## Start MATERIAL PROVIDED

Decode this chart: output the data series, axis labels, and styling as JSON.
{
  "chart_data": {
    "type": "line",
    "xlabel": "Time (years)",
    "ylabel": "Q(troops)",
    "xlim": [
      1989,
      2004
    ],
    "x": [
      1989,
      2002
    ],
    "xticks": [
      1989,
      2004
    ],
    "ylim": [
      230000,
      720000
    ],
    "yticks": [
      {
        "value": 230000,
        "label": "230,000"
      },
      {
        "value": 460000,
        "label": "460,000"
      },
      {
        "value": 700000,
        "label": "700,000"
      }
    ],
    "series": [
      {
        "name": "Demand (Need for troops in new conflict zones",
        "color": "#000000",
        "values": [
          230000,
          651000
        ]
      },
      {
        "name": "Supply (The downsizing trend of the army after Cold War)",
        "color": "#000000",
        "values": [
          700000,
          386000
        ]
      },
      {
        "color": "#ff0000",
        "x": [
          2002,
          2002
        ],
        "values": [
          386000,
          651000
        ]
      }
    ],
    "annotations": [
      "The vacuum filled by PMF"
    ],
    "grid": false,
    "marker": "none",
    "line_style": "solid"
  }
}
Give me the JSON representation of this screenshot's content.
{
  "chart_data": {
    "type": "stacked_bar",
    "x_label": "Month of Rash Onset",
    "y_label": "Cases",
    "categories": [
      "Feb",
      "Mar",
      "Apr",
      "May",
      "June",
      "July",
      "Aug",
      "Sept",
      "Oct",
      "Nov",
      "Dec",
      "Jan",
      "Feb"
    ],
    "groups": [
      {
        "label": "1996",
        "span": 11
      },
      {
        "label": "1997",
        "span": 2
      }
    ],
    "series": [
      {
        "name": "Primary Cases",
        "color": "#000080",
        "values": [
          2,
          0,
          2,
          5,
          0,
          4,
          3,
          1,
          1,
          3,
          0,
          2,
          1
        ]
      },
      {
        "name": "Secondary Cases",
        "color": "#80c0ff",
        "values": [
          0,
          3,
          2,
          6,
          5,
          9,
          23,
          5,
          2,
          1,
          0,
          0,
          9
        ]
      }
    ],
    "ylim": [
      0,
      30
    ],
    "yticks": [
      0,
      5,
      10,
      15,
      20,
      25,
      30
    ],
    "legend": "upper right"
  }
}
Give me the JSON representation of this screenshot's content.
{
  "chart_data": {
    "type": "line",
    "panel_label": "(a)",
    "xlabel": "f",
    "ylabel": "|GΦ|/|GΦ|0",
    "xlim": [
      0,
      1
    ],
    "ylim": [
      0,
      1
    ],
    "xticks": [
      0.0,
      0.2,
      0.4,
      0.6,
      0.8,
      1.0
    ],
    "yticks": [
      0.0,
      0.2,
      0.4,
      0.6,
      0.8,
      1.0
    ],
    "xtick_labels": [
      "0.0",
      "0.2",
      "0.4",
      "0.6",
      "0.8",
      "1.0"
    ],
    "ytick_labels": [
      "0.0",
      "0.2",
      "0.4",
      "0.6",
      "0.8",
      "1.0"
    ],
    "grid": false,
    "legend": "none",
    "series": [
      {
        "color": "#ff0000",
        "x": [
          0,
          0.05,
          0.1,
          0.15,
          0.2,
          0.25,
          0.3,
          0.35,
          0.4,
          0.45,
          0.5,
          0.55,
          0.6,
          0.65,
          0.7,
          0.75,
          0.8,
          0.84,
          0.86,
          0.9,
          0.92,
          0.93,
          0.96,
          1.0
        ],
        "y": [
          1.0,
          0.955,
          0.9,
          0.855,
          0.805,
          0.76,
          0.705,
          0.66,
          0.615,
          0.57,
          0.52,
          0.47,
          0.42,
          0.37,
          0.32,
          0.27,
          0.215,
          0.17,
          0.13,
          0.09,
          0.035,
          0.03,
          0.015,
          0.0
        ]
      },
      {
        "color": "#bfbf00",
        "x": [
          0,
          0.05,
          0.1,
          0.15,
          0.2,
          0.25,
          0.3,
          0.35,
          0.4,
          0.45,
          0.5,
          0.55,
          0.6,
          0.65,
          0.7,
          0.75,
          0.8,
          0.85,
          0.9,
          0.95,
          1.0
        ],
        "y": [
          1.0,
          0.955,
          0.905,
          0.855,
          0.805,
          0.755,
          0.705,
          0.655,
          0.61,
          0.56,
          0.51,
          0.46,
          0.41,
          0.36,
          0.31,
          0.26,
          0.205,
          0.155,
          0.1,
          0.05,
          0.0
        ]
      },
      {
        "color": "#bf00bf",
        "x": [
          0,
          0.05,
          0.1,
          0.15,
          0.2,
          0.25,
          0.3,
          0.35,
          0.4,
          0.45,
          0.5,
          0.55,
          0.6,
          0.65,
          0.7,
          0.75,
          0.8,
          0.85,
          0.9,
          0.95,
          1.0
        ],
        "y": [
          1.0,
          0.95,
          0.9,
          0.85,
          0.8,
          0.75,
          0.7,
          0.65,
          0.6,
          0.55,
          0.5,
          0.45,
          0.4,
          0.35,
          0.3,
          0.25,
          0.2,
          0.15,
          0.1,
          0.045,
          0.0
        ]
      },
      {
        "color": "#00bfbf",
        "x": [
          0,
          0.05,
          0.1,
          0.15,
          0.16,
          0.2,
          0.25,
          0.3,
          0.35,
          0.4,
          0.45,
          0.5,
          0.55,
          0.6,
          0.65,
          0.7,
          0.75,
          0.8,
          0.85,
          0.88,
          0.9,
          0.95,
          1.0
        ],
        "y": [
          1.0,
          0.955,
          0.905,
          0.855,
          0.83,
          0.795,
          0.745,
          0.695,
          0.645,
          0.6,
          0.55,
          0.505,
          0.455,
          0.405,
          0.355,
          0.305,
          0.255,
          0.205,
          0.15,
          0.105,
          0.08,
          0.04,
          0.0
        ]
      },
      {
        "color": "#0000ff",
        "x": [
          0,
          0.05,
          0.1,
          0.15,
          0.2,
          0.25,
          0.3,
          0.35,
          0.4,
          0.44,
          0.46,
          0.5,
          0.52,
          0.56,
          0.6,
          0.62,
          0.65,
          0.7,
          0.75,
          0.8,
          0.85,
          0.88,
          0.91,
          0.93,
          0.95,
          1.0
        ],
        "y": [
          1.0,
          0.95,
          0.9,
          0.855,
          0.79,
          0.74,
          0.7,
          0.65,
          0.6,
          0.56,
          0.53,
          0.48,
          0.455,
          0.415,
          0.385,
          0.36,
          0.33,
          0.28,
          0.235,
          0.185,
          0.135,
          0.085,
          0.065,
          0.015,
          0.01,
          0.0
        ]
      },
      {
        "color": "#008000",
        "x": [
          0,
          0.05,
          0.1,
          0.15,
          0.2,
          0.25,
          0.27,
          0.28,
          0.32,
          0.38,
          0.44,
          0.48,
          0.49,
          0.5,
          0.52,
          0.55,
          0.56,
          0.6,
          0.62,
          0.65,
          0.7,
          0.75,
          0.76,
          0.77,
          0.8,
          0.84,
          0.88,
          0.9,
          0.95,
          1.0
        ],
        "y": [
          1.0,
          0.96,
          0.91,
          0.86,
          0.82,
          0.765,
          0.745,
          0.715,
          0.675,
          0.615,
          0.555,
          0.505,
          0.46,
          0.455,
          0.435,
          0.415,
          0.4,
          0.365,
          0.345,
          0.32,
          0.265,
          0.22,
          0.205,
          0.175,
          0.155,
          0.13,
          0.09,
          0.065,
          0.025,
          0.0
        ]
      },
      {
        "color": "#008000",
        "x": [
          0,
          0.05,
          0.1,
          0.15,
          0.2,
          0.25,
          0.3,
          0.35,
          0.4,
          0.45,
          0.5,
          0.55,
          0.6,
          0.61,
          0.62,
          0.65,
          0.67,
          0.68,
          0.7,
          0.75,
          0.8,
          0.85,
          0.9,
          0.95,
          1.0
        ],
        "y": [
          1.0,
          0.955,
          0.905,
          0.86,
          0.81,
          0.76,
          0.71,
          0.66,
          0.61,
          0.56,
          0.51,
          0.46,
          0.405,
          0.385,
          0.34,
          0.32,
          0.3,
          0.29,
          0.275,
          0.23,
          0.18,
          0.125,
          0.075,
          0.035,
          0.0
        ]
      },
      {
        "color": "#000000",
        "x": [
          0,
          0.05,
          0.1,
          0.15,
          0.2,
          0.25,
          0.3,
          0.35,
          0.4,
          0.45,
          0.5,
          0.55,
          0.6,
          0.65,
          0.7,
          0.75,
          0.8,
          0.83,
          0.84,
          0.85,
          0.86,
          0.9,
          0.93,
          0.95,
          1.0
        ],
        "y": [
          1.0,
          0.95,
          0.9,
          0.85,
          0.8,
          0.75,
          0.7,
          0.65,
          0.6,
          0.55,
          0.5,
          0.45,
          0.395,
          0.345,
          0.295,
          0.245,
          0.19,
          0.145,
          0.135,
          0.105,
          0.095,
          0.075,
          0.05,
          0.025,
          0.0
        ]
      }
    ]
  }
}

## End MATERIAL PROVIDED

WHAT THE EXERCISE ASKS »
Determine the number of lines in the entries above where the string "troops" appears. Answer with the number alone.

EXERCISE OUTPUT »
2